GOAL: Transcribe each record exactly. Include every one.

EXERCISE MATERIAL:
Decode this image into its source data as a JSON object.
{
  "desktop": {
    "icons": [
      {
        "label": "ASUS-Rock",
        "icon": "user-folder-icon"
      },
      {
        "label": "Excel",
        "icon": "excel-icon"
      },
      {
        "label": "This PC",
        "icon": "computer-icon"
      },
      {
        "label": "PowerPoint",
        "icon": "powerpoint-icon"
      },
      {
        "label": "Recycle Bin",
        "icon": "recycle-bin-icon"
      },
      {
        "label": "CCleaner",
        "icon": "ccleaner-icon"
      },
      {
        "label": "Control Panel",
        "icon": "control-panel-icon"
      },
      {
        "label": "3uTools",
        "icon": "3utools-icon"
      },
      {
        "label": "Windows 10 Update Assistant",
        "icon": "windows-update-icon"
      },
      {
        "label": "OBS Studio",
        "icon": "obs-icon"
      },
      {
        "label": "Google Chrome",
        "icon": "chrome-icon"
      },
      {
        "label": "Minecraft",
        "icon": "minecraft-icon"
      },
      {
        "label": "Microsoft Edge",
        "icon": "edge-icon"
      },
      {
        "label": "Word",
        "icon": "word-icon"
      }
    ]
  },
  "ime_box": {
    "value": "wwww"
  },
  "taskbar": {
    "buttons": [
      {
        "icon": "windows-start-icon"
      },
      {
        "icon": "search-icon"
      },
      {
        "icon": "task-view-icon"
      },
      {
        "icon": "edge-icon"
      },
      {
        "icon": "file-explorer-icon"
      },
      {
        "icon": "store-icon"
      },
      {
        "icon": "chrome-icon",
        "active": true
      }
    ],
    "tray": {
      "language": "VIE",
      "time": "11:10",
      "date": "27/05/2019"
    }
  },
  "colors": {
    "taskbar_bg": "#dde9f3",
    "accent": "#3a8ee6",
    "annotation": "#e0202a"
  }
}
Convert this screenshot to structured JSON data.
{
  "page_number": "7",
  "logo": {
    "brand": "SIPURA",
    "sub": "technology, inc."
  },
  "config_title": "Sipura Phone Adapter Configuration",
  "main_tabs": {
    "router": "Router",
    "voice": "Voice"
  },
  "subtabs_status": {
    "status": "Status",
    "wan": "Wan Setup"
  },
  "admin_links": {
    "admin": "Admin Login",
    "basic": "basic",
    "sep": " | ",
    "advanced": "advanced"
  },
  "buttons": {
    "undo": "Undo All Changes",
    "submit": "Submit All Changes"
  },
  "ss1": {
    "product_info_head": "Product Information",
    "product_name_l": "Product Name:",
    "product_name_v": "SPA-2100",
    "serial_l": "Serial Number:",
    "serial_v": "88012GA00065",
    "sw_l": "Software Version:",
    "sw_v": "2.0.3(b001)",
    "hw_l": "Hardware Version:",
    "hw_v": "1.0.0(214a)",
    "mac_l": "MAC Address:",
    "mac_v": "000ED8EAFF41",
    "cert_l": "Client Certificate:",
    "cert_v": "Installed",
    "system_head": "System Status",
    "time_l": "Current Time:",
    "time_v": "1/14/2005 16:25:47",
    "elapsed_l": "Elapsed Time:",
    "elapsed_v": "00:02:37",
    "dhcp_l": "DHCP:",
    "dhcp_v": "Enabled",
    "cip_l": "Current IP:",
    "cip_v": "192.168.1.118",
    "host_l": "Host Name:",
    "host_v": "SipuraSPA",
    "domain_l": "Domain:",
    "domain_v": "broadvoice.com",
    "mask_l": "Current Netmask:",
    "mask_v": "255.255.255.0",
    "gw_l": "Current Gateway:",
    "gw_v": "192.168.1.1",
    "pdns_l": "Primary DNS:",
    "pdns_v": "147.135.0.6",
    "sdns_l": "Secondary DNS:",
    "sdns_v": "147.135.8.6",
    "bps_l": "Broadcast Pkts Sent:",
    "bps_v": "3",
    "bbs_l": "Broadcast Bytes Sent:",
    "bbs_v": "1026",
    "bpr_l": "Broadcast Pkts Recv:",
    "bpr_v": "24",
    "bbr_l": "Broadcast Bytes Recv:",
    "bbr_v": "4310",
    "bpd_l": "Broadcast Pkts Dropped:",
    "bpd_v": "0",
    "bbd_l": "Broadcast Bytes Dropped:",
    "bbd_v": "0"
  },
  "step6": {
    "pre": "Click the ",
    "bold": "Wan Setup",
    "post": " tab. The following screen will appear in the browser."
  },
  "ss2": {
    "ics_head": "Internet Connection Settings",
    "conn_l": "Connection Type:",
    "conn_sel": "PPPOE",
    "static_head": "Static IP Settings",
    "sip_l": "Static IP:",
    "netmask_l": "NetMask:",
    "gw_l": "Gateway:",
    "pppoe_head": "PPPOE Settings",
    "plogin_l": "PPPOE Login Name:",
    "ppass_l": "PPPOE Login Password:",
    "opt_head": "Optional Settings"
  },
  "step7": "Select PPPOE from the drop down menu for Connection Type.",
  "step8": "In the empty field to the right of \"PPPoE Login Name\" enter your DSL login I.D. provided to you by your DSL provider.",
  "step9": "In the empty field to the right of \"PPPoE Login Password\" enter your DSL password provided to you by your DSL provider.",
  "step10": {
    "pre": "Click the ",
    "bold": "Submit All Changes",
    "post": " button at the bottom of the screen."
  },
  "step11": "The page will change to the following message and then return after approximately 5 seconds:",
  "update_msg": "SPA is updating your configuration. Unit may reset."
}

FINAL RESULT:
Decode this image into its source data as a JSON object.
{
  "desktop": {
    "icons": [
      {
        "label": "ASUS-Rock",
        "icon": "user-folder-icon"
      },
      {
        "label": "Excel",
        "icon": "excel-icon"
      },
      {
        "label": "This PC",
        "icon": "computer-icon"
      },
      {
        "label": "PowerPoint",
        "icon": "powerpoint-icon"
      },
      {
        "label": "Recycle Bin",
        "icon": "recycle-bin-icon"
      },
      {
        "label": "CCleaner",
        "icon": "ccleaner-icon"
      },
      {
        "label": "Control Panel",
        "icon": "control-panel-icon"
      },
      {
        "label": "3uTools",
        "icon": "3utools-icon"
      },
      {
        "label": "Windows 10 Update Assistant",
        "icon": "windows-update-icon"
      },
      {
        "label": "OBS Studio",
        "icon": "obs-icon"
      },
      {
        "label": "Google Chrome",
        "icon": "chrome-icon"
      },
      {
        "label": "Minecraft",
        "icon": "minecraft-icon"
      },
      {
        "label": "Microsoft Edge",
        "icon": "edge-icon"
      },
      {
        "label": "Word",
        "icon": "word-icon"
      }
    ]
  },
  "ime_box": {
    "value": "wwww"
  },
  "taskbar": {
    "buttons": [
      {
        "icon": "windows-start-icon"
      },
      {
        "icon": "search-icon"
      },
      {
        "icon": "task-view-icon"
      },
      {
        "icon": "edge-icon"
      },
      {
        "icon": "file-explorer-icon"
      },
      {
        "icon": "store-icon"
      },
      {
        "icon": "chrome-icon",
        "active": true
      }
    ],
    "tray": {
      "language": "VIE",
      "time": "11:10",
      "date": "27/05/2019"
    }
  },
  "colors": {
    "taskbar_bg": "#dde9f3",
    "accent": "#3a8ee6",
    "annotation": "#e0202a"
  }
}
Convert this screenshot to structured JSON data.
{
  "page_number": "7",
  "logo": {
    "brand": "SIPURA",
    "sub": "technology, inc."
  },
  "config_title": "Sipura Phone Adapter Configuration",
  "main_tabs": {
    "router": "Router",
    "voice": "Voice"
  },
  "subtabs_status": {
    "status": "Status",
    "wan": "Wan Setup"
  },
  "admin_links": {
    "admin": "Admin Login",
    "basic": "basic",
    "sep": " | ",
    "advanced": "advanced"
  },
  "buttons": {
    "undo": "Undo All Changes",
    "submit": "Submit All Changes"
  },
  "ss1": {
    "product_info_head": "Product Information",
    "product_name_l": "Product Name:",
    "product_name_v": "SPA-2100",
    "serial_l": "Serial Number:",
    "serial_v": "88012GA00065",
    "sw_l": "Software Version:",
    "sw_v": "2.0.3(b001)",
    "hw_l": "Hardware Version:",
    "hw_v": "1.0.0(214a)",
    "mac_l": "MAC Address:",
    "mac_v": "000ED8EAFF41",
    "cert_l": "Client Certificate:",
    "cert_v": "Installed",
    "system_head": "System Status",
    "time_l": "Current Time:",
    "time_v": "1/14/2005 16:25:47",
    "elapsed_l": "Elapsed Time:",
    "elapsed_v": "00:02:37",
    "dhcp_l": "DHCP:",
    "dhcp_v": "Enabled",
    "cip_l": "Current IP:",
    "cip_v": "192.168.1.118",
    "host_l": "Host Name:",
    "host_v": "SipuraSPA",
    "domain_l": "Domain:",
    "domain_v": "broadvoice.com",
    "mask_l": "Current Netmask:",
    "mask_v": "255.255.255.0",
    "gw_l": "Current Gateway:",
    "gw_v": "192.168.1.1",
    "pdns_l": "Primary DNS:",
    "pdns_v": "147.135.0.6",
    "sdns_l": "Secondary DNS:",
    "sdns_v": "147.135.8.6",
    "bps_l": "Broadcast Pkts Sent:",
    "bps_v": "3",
    "bbs_l": "Broadcast Bytes Sent:",
    "bbs_v": "1026",
    "bpr_l": "Broadcast Pkts Recv:",
    "bpr_v": "24",
    "bbr_l": "Broadcast Bytes Recv:",
    "bbr_v": "4310",
    "bpd_l": "Broadcast Pkts Dropped:",
    "bpd_v": "0",
    "bbd_l": "Broadcast Bytes Dropped:",
    "bbd_v": "0"
  },
  "step6": {
    "pre": "Click the ",
    "bold": "Wan Setup",
    "post": " tab. The following screen will appear in the browser."
  },
  "ss2": {
    "ics_head": "Internet Connection Settings",
    "conn_l": "Connection Type:",
    "conn_sel": "PPPOE",
    "static_head": "Static IP Settings",
    "sip_l": "Static IP:",
    "netmask_l": "NetMask:",
    "gw_l": "Gateway:",
    "pppoe_head": "PPPOE Settings",
    "plogin_l": "PPPOE Login Name:",
    "ppass_l": "PPPOE Login Password:",
    "opt_head": "Optional Settings"
  },
  "step7": "Select PPPOE from the drop down menu for Connection Type.",
  "step8": "In the empty field to the right of \"PPPoE Login Name\" enter your DSL login I.D. provided to you by your DSL provider.",
  "step9": "In the empty field to the right of \"PPPoE Login Password\" enter your DSL password provided to you by your DSL provider.",
  "step10": {
    "pre": "Click the ",
    "bold": "Submit All Changes",
    "post": " button at the bottom of the screen."
  },
  "step11": "The page will change to the following message and then return after approximately 5 seconds:",
  "update_msg": "SPA is updating your configuration. Unit may reset."
}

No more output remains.